-- Begin PROVIDED INFORMATION --

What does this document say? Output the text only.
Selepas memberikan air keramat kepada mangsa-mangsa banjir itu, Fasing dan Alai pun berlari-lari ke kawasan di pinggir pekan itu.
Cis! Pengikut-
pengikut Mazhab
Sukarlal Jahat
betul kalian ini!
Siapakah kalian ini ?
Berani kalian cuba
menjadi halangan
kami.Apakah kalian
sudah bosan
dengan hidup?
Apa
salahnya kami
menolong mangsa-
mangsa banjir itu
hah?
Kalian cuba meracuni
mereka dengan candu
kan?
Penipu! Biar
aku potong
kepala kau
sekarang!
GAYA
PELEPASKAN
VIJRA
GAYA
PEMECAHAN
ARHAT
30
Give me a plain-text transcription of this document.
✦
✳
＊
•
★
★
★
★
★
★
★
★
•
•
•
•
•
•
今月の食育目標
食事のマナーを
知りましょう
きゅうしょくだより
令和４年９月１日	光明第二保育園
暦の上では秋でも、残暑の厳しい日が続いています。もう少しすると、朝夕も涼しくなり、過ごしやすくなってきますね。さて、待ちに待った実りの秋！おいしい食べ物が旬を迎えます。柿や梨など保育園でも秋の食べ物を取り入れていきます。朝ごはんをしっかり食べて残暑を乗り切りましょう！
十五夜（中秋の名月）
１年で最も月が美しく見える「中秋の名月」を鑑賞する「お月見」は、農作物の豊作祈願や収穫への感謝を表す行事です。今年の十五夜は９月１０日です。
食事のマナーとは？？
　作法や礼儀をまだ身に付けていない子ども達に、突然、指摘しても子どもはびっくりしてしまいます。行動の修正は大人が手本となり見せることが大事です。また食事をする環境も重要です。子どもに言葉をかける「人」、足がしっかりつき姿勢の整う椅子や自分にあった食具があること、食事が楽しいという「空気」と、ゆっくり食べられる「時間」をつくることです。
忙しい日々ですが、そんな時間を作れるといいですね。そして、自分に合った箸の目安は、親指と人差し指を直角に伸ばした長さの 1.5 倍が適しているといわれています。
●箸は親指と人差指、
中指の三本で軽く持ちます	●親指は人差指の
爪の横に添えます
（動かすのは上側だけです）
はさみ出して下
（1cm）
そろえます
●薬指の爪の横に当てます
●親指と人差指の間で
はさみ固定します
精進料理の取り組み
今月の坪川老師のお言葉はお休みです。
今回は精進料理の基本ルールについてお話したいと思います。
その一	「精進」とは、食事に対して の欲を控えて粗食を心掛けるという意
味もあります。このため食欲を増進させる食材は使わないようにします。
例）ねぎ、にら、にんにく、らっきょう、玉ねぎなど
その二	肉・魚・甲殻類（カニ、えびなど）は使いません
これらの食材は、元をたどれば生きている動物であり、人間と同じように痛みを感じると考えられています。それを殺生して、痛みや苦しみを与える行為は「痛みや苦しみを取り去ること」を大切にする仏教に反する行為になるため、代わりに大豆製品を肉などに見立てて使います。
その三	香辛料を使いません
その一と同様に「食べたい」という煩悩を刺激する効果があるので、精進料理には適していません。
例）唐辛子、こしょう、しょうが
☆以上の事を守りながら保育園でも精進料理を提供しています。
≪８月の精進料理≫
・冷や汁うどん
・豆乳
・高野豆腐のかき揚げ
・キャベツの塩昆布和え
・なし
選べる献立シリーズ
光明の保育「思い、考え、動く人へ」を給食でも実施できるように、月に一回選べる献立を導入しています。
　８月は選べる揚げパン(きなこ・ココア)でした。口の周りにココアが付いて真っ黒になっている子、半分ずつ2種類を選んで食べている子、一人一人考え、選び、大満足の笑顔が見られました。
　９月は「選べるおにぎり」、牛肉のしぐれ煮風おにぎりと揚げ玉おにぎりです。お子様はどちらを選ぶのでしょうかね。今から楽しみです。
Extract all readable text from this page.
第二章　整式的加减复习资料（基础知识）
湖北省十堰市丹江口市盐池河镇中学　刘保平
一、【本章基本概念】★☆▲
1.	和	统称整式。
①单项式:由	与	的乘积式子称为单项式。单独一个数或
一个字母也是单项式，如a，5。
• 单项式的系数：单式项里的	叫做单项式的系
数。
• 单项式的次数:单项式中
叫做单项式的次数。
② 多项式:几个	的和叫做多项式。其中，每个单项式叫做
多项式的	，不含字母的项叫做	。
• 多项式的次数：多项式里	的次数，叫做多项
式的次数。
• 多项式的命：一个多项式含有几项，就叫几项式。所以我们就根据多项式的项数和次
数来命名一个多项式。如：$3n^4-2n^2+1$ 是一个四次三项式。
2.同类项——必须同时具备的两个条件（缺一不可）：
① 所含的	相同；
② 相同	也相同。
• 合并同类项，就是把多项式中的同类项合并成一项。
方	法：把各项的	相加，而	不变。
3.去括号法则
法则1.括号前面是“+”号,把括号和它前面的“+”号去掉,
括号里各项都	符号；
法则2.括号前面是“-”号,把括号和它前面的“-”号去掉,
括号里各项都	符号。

-- End PROVIDED INFORMATION --

:: DIRECTIVE ::
Transcribe the material exactly as it reads.

:: THE RESULT ::
What does this document say? Output the text only.
Selepas memberikan air keramat kepada mangsa-mangsa banjir itu, Fasing dan Alai pun berlari-lari ke kawasan di pinggir pekan itu.
Cis! Pengikut-
pengikut Mazhab
Sukarlal Jahat
betul kalian ini!
Siapakah kalian ini ?
Berani kalian cuba
menjadi halangan
kami.Apakah kalian
sudah bosan
dengan hidup?
Apa
salahnya kami
menolong mangsa-
mangsa banjir itu
hah?
Kalian cuba meracuni
mereka dengan candu
kan?
Penipu! Biar
aku potong
kepala kau
sekarang!
GAYA
PELEPASKAN
VIJRA
GAYA
PEMECAHAN
ARHAT
30
Give me a plain-text transcription of this document.
✦
✳
＊
•
★
★
★
★
★
★
★
★
•
•
•
•
•
•
今月の食育目標
食事のマナーを
知りましょう
きゅうしょくだより
令和４年９月１日	光明第二保育園
暦の上では秋でも、残暑の厳しい日が続いています。もう少しすると、朝夕も涼しくなり、過ごしやすくなってきますね。さて、待ちに待った実りの秋！おいしい食べ物が旬を迎えます。柿や梨など保育園でも秋の食べ物を取り入れていきます。朝ごはんをしっかり食べて残暑を乗り切りましょう！
十五夜（中秋の名月）
１年で最も月が美しく見える「中秋の名月」を鑑賞する「お月見」は、農作物の豊作祈願や収穫への感謝を表す行事です。今年の十五夜は９月１０日です。
食事のマナーとは？？
　作法や礼儀をまだ身に付けていない子ども達に、突然、指摘しても子どもはびっくりしてしまいます。行動の修正は大人が手本となり見せることが大事です。また食事をする環境も重要です。子どもに言葉をかける「人」、足がしっかりつき姿勢の整う椅子や自分にあった食具があること、食事が楽しいという「空気」と、ゆっくり食べられる「時間」をつくることです。
忙しい日々ですが、そんな時間を作れるといいですね。そして、自分に合った箸の目安は、親指と人差し指を直角に伸ばした長さの 1.5 倍が適しているといわれています。
●箸は親指と人差指、
中指の三本で軽く持ちます	●親指は人差指の
爪の横に添えます
（動かすのは上側だけです）
はさみ出して下
（1cm）
そろえます
●薬指の爪の横に当てます
●親指と人差指の間で
はさみ固定します
精進料理の取り組み
今月の坪川老師のお言葉はお休みです。
今回は精進料理の基本ルールについてお話したいと思います。
その一	「精進」とは、食事に対して の欲を控えて粗食を心掛けるという意
味もあります。このため食欲を増進させる食材は使わないようにします。
例）ねぎ、にら、にんにく、らっきょう、玉ねぎなど
その二	肉・魚・甲殻類（カニ、えびなど）は使いません
これらの食材は、元をたどれば生きている動物であり、人間と同じように痛みを感じると考えられています。それを殺生して、痛みや苦しみを与える行為は「痛みや苦しみを取り去ること」を大切にする仏教に反する行為になるため、代わりに大豆製品を肉などに見立てて使います。
その三	香辛料を使いません
その一と同様に「食べたい」という煩悩を刺激する効果があるので、精進料理には適していません。
例）唐辛子、こしょう、しょうが
☆以上の事を守りながら保育園でも精進料理を提供しています。
≪８月の精進料理≫
・冷や汁うどん
・豆乳
・高野豆腐のかき揚げ
・キャベツの塩昆布和え
・なし
選べる献立シリーズ
光明の保育「思い、考え、動く人へ」を給食でも実施できるように、月に一回選べる献立を導入しています。
　８月は選べる揚げパン(きなこ・ココア)でした。口の周りにココアが付いて真っ黒になっている子、半分ずつ2種類を選んで食べている子、一人一人考え、選び、大満足の笑顔が見られました。
　９月は「選べるおにぎり」、牛肉のしぐれ煮風おにぎりと揚げ玉おにぎりです。お子様はどちらを選ぶのでしょうかね。今から楽しみです。
Extract all readable text from this page.
第二章　整式的加减复习资料（基础知识）
湖北省十堰市丹江口市盐池河镇中学　刘保平
一、【本章基本概念】★☆▲
1.	和	统称整式。
①单项式:由	与	的乘积式子称为单项式。单独一个数或
一个字母也是单项式，如a，5。
• 单项式的系数：单式项里的	叫做单项式的系
数。
• 单项式的次数:单项式中
叫做单项式的次数。
② 多项式:几个	的和叫做多项式。其中，每个单项式叫做
多项式的	，不含字母的项叫做	。
• 多项式的次数：多项式里	的次数，叫做多项
式的次数。
• 多项式的命：一个多项式含有几项，就叫几项式。所以我们就根据多项式的项数和次
数来命名一个多项式。如：$3n^4-2n^2+1$ 是一个四次三项式。
2.同类项——必须同时具备的两个条件（缺一不可）：
① 所含的	相同；
② 相同	也相同。
• 合并同类项，就是把多项式中的同类项合并成一项。
方	法：把各项的	相加，而	不变。
3.去括号法则
法则1.括号前面是“+”号,把括号和它前面的“+”号去掉,
括号里各项都	符号；
法则2.括号前面是“-”号,把括号和它前面的“-”号去掉,
括号里各项都	符号。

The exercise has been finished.